* _Set exercise_:
Among the records that follow, count the lines with the string "ffffff"; report only that count.
○ ○ ○ ○ ○ ○ ○
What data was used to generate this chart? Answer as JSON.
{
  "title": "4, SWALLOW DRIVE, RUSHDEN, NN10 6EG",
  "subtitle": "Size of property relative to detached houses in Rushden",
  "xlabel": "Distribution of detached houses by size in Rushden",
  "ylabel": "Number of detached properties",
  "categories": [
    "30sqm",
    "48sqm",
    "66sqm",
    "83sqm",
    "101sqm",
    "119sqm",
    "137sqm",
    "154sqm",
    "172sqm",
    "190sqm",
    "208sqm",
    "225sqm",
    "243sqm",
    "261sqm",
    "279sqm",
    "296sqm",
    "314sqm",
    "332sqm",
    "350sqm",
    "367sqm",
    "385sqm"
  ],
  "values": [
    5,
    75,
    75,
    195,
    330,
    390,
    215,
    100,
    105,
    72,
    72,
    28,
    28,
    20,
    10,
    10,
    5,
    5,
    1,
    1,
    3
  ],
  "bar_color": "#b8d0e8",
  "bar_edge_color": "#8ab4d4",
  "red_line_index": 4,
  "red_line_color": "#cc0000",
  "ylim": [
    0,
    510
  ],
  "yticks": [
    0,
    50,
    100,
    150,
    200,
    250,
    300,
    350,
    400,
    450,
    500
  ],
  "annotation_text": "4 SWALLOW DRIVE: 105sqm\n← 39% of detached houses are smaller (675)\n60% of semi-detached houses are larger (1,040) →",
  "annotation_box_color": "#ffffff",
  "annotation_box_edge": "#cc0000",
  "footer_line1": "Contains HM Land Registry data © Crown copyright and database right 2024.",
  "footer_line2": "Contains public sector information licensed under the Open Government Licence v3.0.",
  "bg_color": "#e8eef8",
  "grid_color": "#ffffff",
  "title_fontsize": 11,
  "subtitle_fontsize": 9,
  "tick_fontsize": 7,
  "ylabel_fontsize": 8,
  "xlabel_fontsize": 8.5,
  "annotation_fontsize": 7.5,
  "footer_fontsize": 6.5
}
○ ○ ○ ○ ○ ○ ○
* _Solution to the exercise_:
2